Pick every line from the data that holds the word "торгового".

(Entries with figure data)
□ □ □ □
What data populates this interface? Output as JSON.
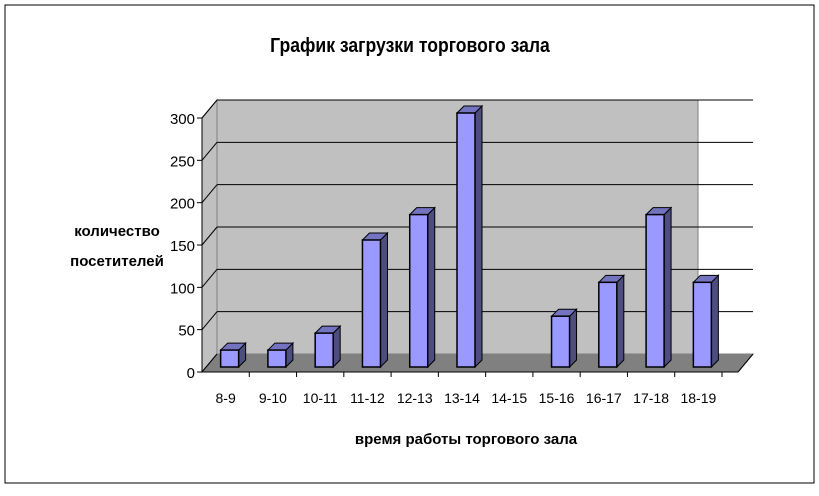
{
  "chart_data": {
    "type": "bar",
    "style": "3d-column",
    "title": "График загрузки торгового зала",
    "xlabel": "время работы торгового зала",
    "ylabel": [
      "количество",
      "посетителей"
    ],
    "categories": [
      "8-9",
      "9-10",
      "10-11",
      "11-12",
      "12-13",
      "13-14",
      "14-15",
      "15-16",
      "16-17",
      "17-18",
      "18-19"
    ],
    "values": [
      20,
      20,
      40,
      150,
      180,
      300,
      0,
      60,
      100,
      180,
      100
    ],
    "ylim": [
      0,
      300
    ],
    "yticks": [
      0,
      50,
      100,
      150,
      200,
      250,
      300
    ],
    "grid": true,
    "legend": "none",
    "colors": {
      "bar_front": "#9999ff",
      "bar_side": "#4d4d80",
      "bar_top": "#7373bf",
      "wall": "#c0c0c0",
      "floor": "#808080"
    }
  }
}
□ □ □ □
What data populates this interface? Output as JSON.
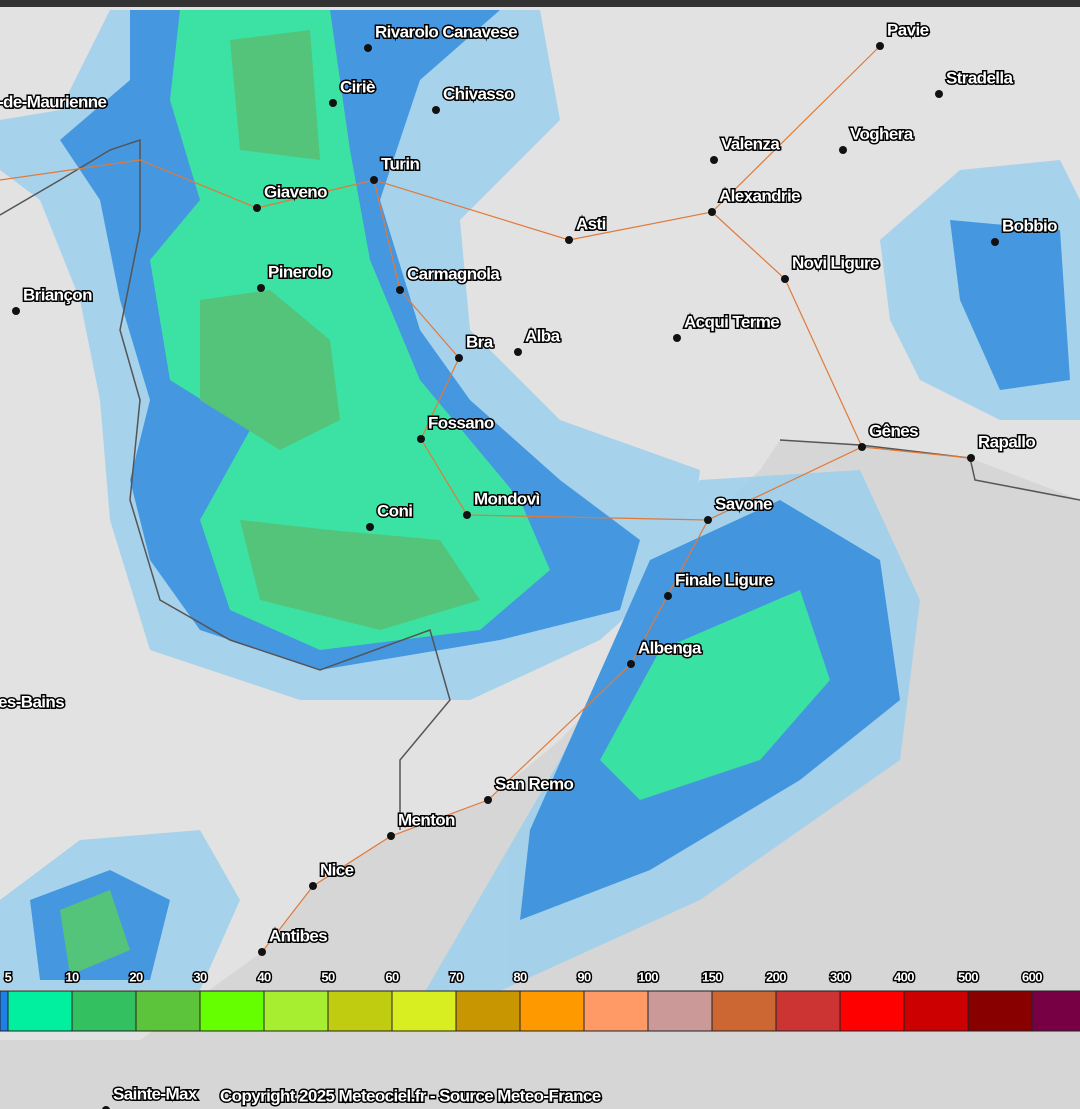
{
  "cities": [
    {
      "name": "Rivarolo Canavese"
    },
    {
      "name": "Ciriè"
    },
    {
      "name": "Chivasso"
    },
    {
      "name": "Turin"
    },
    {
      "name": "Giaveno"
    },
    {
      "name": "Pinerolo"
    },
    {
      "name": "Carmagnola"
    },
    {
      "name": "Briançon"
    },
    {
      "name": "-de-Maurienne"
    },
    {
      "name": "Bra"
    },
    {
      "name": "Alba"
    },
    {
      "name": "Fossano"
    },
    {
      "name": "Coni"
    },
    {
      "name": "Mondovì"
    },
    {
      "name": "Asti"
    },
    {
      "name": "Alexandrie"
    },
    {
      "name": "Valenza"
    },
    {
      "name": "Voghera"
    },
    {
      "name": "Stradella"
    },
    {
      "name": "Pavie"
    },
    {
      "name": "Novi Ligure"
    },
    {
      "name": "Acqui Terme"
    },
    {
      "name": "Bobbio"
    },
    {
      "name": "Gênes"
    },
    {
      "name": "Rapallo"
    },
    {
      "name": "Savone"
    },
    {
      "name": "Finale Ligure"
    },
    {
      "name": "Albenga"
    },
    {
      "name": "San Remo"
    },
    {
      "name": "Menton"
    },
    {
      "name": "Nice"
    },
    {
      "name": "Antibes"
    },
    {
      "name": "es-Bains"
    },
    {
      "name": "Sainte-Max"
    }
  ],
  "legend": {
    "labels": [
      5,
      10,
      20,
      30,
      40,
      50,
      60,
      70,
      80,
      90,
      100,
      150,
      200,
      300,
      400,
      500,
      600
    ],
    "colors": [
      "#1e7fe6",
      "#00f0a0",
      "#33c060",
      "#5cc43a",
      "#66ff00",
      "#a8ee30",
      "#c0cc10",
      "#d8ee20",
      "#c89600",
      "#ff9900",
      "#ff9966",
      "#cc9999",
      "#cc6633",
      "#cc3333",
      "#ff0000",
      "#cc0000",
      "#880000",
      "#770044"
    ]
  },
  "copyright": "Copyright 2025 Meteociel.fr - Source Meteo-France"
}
□ □ □ □
## [Task answer]
    "title": "График загрузки торгового зала",
    "xlabel": "время работы торгового зала",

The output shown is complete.